◆ PROBLEM STATEMENT
What is the number of lines in the entries that include the word "Changes"? Respond with the number only.

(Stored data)
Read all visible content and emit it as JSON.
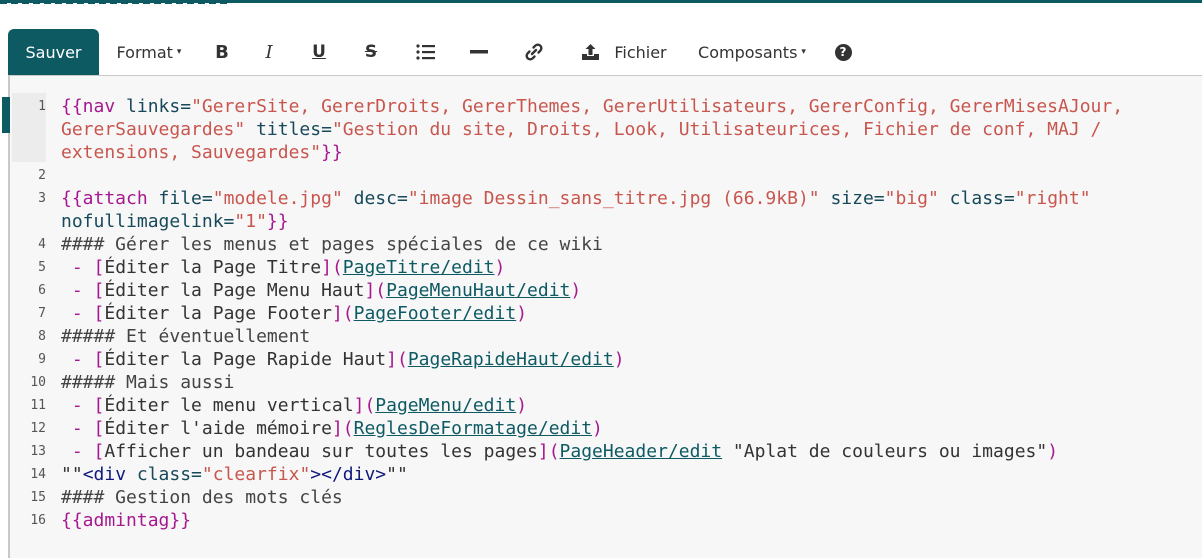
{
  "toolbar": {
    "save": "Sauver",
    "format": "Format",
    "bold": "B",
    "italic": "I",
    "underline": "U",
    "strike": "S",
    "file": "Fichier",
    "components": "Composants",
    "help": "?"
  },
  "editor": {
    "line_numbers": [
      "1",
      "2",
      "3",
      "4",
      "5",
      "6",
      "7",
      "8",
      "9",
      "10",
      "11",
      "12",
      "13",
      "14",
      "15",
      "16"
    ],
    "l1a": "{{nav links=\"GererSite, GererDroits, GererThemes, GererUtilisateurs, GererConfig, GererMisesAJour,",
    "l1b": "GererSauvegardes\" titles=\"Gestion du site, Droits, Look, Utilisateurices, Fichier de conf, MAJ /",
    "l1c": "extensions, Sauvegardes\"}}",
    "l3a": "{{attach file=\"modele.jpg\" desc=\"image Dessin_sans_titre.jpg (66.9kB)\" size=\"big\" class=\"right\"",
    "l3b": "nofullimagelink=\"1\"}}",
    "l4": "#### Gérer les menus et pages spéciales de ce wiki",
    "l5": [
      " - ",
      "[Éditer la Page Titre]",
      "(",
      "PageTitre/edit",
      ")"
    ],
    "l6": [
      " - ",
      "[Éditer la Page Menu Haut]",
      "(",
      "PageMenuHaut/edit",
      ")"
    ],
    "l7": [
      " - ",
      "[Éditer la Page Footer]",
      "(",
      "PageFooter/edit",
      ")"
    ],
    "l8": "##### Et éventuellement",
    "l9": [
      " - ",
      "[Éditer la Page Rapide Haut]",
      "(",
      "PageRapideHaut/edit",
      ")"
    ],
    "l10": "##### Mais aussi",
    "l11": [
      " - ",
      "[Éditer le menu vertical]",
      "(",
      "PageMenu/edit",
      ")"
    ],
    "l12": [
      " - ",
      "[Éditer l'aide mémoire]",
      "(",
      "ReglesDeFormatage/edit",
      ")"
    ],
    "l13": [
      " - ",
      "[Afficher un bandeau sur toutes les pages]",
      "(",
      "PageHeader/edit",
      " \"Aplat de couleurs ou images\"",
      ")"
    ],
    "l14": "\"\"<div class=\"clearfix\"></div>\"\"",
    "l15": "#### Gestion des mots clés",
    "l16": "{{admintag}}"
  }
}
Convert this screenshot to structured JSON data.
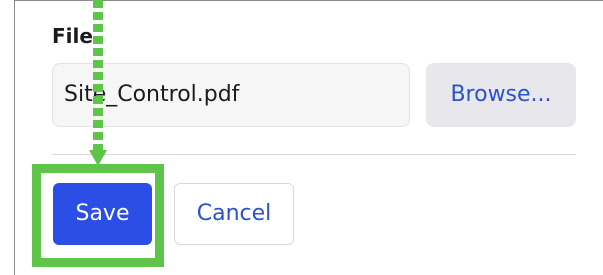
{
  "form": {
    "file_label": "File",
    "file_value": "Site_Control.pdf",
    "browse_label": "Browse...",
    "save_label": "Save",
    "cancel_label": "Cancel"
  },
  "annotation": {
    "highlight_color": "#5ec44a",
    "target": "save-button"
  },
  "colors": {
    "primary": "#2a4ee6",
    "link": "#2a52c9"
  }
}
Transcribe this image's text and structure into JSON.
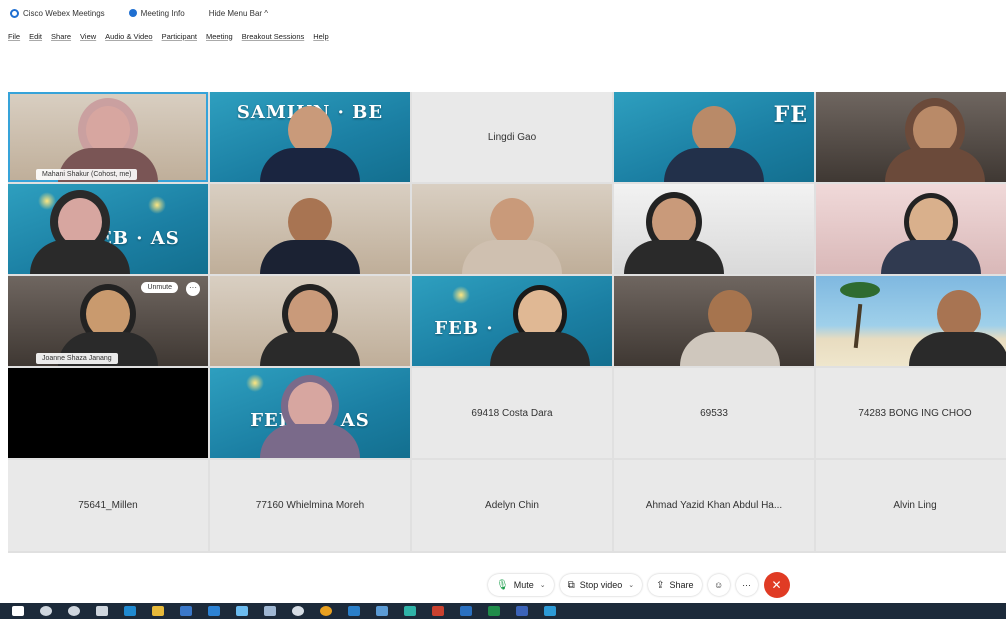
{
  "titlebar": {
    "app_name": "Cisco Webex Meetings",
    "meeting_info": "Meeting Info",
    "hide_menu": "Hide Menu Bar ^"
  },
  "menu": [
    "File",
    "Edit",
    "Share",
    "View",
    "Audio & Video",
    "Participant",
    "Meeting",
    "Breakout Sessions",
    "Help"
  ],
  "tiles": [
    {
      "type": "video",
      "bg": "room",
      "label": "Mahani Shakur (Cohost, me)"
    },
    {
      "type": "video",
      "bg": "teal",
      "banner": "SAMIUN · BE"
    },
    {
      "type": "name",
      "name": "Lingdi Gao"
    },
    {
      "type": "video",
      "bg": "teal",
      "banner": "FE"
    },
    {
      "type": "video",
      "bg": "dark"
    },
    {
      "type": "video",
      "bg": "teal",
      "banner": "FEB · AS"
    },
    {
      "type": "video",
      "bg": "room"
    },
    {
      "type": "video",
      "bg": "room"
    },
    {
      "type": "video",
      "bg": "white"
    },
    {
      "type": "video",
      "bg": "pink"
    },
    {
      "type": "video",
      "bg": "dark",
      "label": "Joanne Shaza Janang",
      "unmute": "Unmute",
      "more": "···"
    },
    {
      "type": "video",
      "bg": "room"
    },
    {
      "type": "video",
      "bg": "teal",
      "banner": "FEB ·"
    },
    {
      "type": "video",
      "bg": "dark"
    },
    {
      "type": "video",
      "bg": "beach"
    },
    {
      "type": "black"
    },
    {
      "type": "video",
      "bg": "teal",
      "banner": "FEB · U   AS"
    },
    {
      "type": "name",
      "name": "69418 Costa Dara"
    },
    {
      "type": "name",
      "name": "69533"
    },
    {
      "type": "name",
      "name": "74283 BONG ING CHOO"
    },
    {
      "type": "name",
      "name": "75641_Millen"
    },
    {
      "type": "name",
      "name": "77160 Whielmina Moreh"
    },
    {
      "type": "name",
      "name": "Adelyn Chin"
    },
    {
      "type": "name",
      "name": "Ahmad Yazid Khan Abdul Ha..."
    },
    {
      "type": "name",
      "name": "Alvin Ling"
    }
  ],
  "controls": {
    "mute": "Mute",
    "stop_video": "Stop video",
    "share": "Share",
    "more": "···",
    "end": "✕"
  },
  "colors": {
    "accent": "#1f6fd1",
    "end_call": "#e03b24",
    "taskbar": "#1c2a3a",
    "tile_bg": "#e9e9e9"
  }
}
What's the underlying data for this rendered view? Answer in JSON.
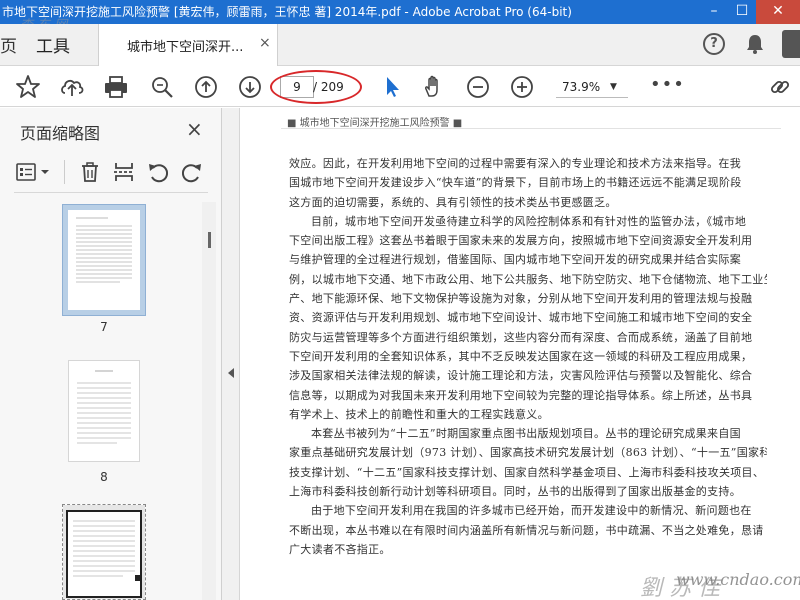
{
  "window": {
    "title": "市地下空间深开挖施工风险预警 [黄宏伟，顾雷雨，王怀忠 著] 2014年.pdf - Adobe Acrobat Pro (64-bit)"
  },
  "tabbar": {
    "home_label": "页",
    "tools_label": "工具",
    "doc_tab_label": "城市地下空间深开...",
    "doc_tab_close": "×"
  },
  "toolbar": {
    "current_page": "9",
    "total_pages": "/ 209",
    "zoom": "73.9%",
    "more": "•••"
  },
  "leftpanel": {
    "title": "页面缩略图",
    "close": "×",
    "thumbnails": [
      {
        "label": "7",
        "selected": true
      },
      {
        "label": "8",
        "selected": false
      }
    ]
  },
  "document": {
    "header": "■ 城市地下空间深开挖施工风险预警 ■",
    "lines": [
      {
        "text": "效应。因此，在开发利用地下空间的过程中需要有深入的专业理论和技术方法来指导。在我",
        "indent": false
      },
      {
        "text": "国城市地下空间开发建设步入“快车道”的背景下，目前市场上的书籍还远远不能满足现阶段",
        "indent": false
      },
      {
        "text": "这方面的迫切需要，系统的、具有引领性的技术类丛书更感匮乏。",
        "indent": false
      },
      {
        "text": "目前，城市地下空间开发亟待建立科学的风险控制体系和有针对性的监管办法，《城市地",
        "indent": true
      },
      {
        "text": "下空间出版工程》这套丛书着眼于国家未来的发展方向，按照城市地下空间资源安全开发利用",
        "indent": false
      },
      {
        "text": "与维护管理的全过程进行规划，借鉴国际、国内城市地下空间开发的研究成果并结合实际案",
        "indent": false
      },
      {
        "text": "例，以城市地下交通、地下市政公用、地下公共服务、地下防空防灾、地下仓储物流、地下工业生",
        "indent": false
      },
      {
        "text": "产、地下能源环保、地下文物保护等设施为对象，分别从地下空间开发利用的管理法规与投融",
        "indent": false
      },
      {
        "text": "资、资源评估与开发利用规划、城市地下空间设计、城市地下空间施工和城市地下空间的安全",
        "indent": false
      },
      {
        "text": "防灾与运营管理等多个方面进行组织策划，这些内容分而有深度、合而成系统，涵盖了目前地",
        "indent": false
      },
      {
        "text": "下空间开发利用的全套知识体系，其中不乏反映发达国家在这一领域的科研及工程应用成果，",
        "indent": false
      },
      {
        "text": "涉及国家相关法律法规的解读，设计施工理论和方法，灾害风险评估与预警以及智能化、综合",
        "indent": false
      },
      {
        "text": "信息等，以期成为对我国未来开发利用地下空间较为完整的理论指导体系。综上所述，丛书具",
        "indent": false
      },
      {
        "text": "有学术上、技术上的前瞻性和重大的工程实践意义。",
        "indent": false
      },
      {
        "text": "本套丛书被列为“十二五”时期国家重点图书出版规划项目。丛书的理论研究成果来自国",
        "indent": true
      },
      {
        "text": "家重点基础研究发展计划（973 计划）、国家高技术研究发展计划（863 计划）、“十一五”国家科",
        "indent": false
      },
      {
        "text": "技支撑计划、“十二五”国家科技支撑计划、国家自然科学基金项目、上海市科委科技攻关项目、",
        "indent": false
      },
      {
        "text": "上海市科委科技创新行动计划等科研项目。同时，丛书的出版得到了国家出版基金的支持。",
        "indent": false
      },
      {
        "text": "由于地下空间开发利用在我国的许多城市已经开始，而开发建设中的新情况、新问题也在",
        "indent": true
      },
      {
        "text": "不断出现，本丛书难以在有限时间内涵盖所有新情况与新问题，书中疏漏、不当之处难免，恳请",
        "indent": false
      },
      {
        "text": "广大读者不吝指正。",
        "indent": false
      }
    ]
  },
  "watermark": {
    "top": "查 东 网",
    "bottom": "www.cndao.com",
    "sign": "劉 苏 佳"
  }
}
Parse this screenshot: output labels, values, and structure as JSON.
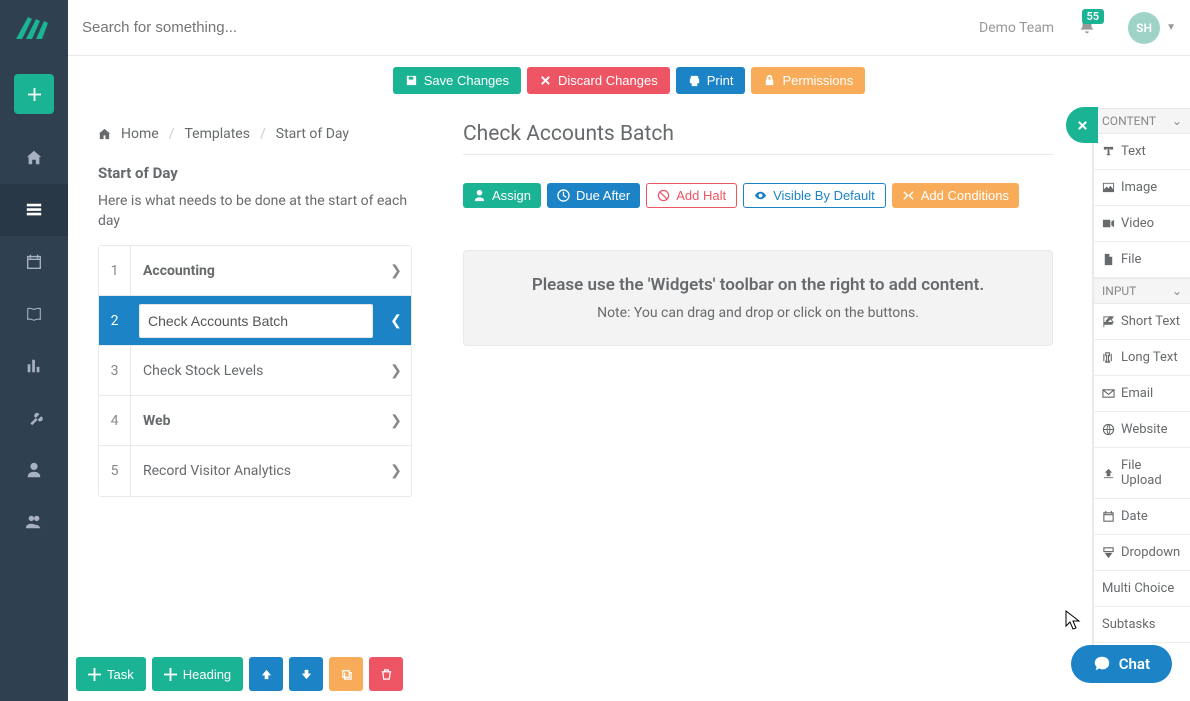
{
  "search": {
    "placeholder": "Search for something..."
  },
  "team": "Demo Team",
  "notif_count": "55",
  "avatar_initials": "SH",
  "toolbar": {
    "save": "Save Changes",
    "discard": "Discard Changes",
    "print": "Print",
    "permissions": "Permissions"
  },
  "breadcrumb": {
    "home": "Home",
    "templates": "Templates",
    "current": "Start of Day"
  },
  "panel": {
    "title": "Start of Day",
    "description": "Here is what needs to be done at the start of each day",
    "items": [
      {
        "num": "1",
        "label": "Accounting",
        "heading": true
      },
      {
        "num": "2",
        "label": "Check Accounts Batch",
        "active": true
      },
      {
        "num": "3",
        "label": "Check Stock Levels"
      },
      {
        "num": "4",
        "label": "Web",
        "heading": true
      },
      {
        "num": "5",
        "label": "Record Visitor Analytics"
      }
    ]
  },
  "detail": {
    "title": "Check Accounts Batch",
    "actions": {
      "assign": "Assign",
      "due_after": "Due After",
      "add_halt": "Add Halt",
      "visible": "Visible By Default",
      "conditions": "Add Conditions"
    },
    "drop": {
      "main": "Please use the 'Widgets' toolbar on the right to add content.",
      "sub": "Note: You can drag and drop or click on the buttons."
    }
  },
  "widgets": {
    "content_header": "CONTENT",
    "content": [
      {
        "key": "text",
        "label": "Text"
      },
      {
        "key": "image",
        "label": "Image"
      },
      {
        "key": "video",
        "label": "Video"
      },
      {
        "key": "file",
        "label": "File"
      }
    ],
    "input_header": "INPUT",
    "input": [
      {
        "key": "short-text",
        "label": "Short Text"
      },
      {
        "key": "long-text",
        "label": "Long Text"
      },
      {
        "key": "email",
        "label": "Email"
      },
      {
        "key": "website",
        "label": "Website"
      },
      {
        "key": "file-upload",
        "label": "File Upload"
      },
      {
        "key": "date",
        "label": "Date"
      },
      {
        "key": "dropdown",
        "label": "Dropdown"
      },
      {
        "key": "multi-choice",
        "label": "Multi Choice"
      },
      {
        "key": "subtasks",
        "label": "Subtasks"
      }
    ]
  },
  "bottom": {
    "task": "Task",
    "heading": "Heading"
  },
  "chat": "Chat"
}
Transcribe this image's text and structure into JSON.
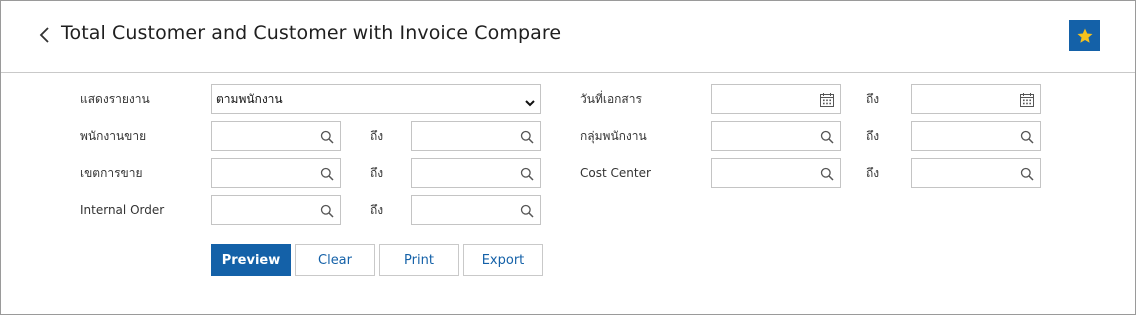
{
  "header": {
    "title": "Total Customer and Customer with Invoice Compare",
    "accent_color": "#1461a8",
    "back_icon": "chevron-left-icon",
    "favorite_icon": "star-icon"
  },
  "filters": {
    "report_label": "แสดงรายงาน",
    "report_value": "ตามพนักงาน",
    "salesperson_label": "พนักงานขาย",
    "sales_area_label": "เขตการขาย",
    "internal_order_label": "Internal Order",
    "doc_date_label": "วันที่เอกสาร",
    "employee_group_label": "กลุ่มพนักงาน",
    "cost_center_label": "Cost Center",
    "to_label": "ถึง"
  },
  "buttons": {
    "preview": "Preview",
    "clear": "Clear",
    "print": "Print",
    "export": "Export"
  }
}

◆ REPLY
2